• **Extracted information**:
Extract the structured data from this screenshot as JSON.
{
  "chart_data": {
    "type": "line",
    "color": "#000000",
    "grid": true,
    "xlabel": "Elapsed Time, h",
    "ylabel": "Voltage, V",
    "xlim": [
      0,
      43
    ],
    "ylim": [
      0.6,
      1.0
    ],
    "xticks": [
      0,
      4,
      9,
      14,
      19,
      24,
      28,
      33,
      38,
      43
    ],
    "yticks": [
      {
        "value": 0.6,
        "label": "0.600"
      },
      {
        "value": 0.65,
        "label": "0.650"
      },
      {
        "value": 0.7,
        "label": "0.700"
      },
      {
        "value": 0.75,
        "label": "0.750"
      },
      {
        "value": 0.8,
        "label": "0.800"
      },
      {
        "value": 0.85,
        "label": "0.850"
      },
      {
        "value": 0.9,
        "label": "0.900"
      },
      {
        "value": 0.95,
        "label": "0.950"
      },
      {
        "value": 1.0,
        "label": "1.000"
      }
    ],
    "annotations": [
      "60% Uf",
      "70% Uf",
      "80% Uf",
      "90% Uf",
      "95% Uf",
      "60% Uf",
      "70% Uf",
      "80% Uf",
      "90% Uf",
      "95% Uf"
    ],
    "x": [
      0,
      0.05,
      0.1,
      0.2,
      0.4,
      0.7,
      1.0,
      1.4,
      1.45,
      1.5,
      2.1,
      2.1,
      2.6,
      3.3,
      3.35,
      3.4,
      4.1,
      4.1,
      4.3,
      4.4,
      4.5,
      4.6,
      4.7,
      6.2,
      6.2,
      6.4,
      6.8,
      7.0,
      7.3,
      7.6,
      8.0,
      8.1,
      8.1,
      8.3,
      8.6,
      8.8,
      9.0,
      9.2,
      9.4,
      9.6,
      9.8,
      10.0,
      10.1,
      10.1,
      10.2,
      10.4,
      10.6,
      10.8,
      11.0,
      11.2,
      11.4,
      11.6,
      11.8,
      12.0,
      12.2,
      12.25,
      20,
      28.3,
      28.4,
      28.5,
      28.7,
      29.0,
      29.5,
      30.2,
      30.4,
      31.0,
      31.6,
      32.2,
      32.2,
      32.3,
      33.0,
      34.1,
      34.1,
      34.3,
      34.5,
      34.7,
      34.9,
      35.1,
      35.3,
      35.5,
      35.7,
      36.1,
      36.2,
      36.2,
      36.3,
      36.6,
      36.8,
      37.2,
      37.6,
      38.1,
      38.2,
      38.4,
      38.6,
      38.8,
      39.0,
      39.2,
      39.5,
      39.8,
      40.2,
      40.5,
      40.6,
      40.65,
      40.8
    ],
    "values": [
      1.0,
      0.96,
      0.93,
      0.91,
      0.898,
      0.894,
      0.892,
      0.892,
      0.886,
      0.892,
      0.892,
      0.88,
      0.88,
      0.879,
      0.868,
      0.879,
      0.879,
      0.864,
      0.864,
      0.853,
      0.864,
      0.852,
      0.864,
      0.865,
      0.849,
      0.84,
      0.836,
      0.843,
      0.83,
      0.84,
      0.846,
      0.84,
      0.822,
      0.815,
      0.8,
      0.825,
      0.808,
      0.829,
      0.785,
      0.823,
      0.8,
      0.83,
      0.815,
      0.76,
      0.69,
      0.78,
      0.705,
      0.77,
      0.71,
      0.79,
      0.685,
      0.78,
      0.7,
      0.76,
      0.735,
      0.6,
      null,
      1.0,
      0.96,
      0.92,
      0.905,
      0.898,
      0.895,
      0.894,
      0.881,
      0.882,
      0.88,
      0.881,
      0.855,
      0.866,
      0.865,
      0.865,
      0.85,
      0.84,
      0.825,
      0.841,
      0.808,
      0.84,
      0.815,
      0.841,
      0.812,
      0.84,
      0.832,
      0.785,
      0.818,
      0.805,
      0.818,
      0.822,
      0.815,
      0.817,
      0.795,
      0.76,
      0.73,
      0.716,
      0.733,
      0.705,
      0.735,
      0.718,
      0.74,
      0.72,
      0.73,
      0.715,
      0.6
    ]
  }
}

• **Given task**:
Please quote the data above in full, with no line missing.

• **Answer to the problem**:
Extract the structured data from this screenshot as JSON.
{
  "chart_data": {
    "type": "line",
    "color": "#000000",
    "grid": true,
    "xlabel": "Elapsed Time, h",
    "ylabel": "Voltage, V",
    "xlim": [
      0,
      43
    ],
    "ylim": [
      0.6,
      1.0
    ],
    "xticks": [
      0,
      4,
      9,
      14,
      19,
      24,
      28,
      33,
      38,
      43
    ],
    "yticks": [
      {
        "value": 0.6,
        "label": "0.600"
      },
      {
        "value": 0.65,
        "label": "0.650"
      },
      {
        "value": 0.7,
        "label": "0.700"
      },
      {
        "value": 0.75,
        "label": "0.750"
      },
      {
        "value": 0.8,
        "label": "0.800"
      },
      {
        "value": 0.85,
        "label": "0.850"
      },
      {
        "value": 0.9,
        "label": "0.900"
      },
      {
        "value": 0.95,
        "label": "0.950"
      },
      {
        "value": 1.0,
        "label": "1.000"
      }
    ],
    "annotations": [
      "60% Uf",
      "70% Uf",
      "80% Uf",
      "90% Uf",
      "95% Uf",
      "60% Uf",
      "70% Uf",
      "80% Uf",
      "90% Uf",
      "95% Uf"
    ],
    "x": [
      0,
      0.05,
      0.1,
      0.2,
      0.4,
      0.7,
      1.0,
      1.4,
      1.45,
      1.5,
      2.1,
      2.1,
      2.6,
      3.3,
      3.35,
      3.4,
      4.1,
      4.1,
      4.3,
      4.4,
      4.5,
      4.6,
      4.7,
      6.2,
      6.2,
      6.4,
      6.8,
      7.0,
      7.3,
      7.6,
      8.0,
      8.1,
      8.1,
      8.3,
      8.6,
      8.8,
      9.0,
      9.2,
      9.4,
      9.6,
      9.8,
      10.0,
      10.1,
      10.1,
      10.2,
      10.4,
      10.6,
      10.8,
      11.0,
      11.2,
      11.4,
      11.6,
      11.8,
      12.0,
      12.2,
      12.25,
      20,
      28.3,
      28.4,
      28.5,
      28.7,
      29.0,
      29.5,
      30.2,
      30.4,
      31.0,
      31.6,
      32.2,
      32.2,
      32.3,
      33.0,
      34.1,
      34.1,
      34.3,
      34.5,
      34.7,
      34.9,
      35.1,
      35.3,
      35.5,
      35.7,
      36.1,
      36.2,
      36.2,
      36.3,
      36.6,
      36.8,
      37.2,
      37.6,
      38.1,
      38.2,
      38.4,
      38.6,
      38.8,
      39.0,
      39.2,
      39.5,
      39.8,
      40.2,
      40.5,
      40.6,
      40.65,
      40.8
    ],
    "values": [
      1.0,
      0.96,
      0.93,
      0.91,
      0.898,
      0.894,
      0.892,
      0.892,
      0.886,
      0.892,
      0.892,
      0.88,
      0.88,
      0.879,
      0.868,
      0.879,
      0.879,
      0.864,
      0.864,
      0.853,
      0.864,
      0.852,
      0.864,
      0.865,
      0.849,
      0.84,
      0.836,
      0.843,
      0.83,
      0.84,
      0.846,
      0.84,
      0.822,
      0.815,
      0.8,
      0.825,
      0.808,
      0.829,
      0.785,
      0.823,
      0.8,
      0.83,
      0.815,
      0.76,
      0.69,
      0.78,
      0.705,
      0.77,
      0.71,
      0.79,
      0.685,
      0.78,
      0.7,
      0.76,
      0.735,
      0.6,
      null,
      1.0,
      0.96,
      0.92,
      0.905,
      0.898,
      0.895,
      0.894,
      0.881,
      0.882,
      0.88,
      0.881,
      0.855,
      0.866,
      0.865,
      0.865,
      0.85,
      0.84,
      0.825,
      0.841,
      0.808,
      0.84,
      0.815,
      0.841,
      0.812,
      0.84,
      0.832,
      0.785,
      0.818,
      0.805,
      0.818,
      0.822,
      0.815,
      0.817,
      0.795,
      0.76,
      0.73,
      0.716,
      0.733,
      0.705,
      0.735,
      0.718,
      0.74,
      0.72,
      0.73,
      0.715,
      0.6
    ]
  }
}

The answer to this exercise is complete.